## BEGIN Exercise input
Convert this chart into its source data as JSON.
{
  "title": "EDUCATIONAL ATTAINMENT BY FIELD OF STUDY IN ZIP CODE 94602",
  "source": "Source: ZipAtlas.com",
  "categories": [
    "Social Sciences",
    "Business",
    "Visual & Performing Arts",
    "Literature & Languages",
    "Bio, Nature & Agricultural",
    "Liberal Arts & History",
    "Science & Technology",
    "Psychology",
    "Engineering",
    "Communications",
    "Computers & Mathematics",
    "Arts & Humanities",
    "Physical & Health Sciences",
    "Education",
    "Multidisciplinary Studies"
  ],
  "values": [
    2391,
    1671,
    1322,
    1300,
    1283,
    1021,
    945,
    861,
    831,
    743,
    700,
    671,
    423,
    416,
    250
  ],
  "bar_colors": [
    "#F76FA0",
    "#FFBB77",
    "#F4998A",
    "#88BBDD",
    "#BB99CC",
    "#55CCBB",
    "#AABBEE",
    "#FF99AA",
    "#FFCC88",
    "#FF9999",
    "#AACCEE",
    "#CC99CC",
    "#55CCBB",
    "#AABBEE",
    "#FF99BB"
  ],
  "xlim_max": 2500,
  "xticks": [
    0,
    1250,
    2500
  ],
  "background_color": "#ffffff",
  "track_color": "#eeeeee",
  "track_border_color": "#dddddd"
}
## END Exercise input
• Problem details:
Repeat all entries. Match them exactly.

• Solution to the exercise:
Convert this chart into its source data as JSON.
{
  "title": "EDUCATIONAL ATTAINMENT BY FIELD OF STUDY IN ZIP CODE 94602",
  "source": "Source: ZipAtlas.com",
  "categories": [
    "Social Sciences",
    "Business",
    "Visual & Performing Arts",
    "Literature & Languages",
    "Bio, Nature & Agricultural",
    "Liberal Arts & History",
    "Science & Technology",
    "Psychology",
    "Engineering",
    "Communications",
    "Computers & Mathematics",
    "Arts & Humanities",
    "Physical & Health Sciences",
    "Education",
    "Multidisciplinary Studies"
  ],
  "values": [
    2391,
    1671,
    1322,
    1300,
    1283,
    1021,
    945,
    861,
    831,
    743,
    700,
    671,
    423,
    416,
    250
  ],
  "bar_colors": [
    "#F76FA0",
    "#FFBB77",
    "#F4998A",
    "#88BBDD",
    "#BB99CC",
    "#55CCBB",
    "#AABBEE",
    "#FF99AA",
    "#FFCC88",
    "#FF9999",
    "#AACCEE",
    "#CC99CC",
    "#55CCBB",
    "#AABBEE",
    "#FF99BB"
  ],
  "xlim_max": 2500,
  "xticks": [
    0,
    1250,
    2500
  ],
  "background_color": "#ffffff",
  "track_color": "#eeeeee",
  "track_border_color": "#dddddd"
}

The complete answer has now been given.